**Work to be completed**
Reproduce every record below exactly as it appears.

**Record extracts**
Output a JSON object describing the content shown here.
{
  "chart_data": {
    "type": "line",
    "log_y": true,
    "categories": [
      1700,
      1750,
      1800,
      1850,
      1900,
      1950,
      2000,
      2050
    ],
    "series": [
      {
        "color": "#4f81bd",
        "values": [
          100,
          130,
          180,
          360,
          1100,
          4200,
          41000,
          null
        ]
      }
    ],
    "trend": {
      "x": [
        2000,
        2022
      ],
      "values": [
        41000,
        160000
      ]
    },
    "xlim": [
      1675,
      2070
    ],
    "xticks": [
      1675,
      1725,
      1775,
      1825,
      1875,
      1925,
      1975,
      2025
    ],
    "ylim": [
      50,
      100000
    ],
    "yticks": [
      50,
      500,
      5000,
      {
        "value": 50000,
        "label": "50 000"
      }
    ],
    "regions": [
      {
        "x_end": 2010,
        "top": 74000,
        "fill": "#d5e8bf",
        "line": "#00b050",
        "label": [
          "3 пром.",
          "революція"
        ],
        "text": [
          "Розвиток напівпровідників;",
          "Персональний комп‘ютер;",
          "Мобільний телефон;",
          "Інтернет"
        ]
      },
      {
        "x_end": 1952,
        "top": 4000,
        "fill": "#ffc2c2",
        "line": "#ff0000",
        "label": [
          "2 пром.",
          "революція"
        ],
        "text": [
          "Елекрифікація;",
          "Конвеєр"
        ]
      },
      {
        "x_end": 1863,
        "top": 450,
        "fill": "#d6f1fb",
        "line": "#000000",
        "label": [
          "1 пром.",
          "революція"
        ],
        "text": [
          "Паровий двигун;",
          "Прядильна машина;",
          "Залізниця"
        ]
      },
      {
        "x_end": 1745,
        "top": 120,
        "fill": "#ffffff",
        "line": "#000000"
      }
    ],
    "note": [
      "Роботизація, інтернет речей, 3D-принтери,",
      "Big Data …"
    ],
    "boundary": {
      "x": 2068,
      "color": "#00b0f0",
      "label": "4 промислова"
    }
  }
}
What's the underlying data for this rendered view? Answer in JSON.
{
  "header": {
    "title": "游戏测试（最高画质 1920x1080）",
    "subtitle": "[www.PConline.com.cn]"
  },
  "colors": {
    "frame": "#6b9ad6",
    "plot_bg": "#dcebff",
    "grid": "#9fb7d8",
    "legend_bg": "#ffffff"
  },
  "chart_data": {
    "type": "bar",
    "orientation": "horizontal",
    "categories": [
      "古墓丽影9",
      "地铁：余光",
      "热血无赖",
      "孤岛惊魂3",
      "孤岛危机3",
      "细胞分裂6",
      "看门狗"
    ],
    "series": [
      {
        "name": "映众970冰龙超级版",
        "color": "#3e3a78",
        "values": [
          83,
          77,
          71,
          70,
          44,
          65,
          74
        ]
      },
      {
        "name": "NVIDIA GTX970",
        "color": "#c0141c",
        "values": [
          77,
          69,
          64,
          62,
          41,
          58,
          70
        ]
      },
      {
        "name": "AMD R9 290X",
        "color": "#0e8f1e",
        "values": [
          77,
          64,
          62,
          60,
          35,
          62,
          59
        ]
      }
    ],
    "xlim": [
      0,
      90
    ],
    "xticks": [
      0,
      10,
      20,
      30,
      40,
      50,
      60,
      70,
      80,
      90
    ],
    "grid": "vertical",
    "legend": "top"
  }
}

**Complete output**
Output a JSON object describing the content shown here.
{
  "chart_data": {
    "type": "line",
    "log_y": true,
    "categories": [
      1700,
      1750,
      1800,
      1850,
      1900,
      1950,
      2000,
      2050
    ],
    "series": [
      {
        "color": "#4f81bd",
        "values": [
          100,
          130,
          180,
          360,
          1100,
          4200,
          41000,
          null
        ]
      }
    ],
    "trend": {
      "x": [
        2000,
        2022
      ],
      "values": [
        41000,
        160000
      ]
    },
    "xlim": [
      1675,
      2070
    ],
    "xticks": [
      1675,
      1725,
      1775,
      1825,
      1875,
      1925,
      1975,
      2025
    ],
    "ylim": [
      50,
      100000
    ],
    "yticks": [
      50,
      500,
      5000,
      {
        "value": 50000,
        "label": "50 000"
      }
    ],
    "regions": [
      {
        "x_end": 2010,
        "top": 74000,
        "fill": "#d5e8bf",
        "line": "#00b050",
        "label": [
          "3 пром.",
          "революція"
        ],
        "text": [
          "Розвиток напівпровідників;",
          "Персональний комп‘ютер;",
          "Мобільний телефон;",
          "Інтернет"
        ]
      },
      {
        "x_end": 1952,
        "top": 4000,
        "fill": "#ffc2c2",
        "line": "#ff0000",
        "label": [
          "2 пром.",
          "революція"
        ],
        "text": [
          "Елекрифікація;",
          "Конвеєр"
        ]
      },
      {
        "x_end": 1863,
        "top": 450,
        "fill": "#d6f1fb",
        "line": "#000000",
        "label": [
          "1 пром.",
          "революція"
        ],
        "text": [
          "Паровий двигун;",
          "Прядильна машина;",
          "Залізниця"
        ]
      },
      {
        "x_end": 1745,
        "top": 120,
        "fill": "#ffffff",
        "line": "#000000"
      }
    ],
    "note": [
      "Роботизація, інтернет речей, 3D-принтери,",
      "Big Data …"
    ],
    "boundary": {
      "x": 2068,
      "color": "#00b0f0",
      "label": "4 промислова"
    }
  }
}
What's the underlying data for this rendered view? Answer in JSON.
{
  "header": {
    "title": "游戏测试（最高画质 1920x1080）",
    "subtitle": "[www.PConline.com.cn]"
  },
  "colors": {
    "frame": "#6b9ad6",
    "plot_bg": "#dcebff",
    "grid": "#9fb7d8",
    "legend_bg": "#ffffff"
  },
  "chart_data": {
    "type": "bar",
    "orientation": "horizontal",
    "categories": [
      "古墓丽影9",
      "地铁：余光",
      "热血无赖",
      "孤岛惊魂3",
      "孤岛危机3",
      "细胞分裂6",
      "看门狗"
    ],
    "series": [
      {
        "name": "映众970冰龙超级版",
        "color": "#3e3a78",
        "values": [
          83,
          77,
          71,
          70,
          44,
          65,
          74
        ]
      },
      {
        "name": "NVIDIA GTX970",
        "color": "#c0141c",
        "values": [
          77,
          69,
          64,
          62,
          41,
          58,
          70
        ]
      },
      {
        "name": "AMD R9 290X",
        "color": "#0e8f1e",
        "values": [
          77,
          64,
          62,
          60,
          35,
          62,
          59
        ]
      }
    ],
    "xlim": [
      0,
      90
    ],
    "xticks": [
      0,
      10,
      20,
      30,
      40,
      50,
      60,
      70,
      80,
      90
    ],
    "grid": "vertical",
    "legend": "top"
  }
}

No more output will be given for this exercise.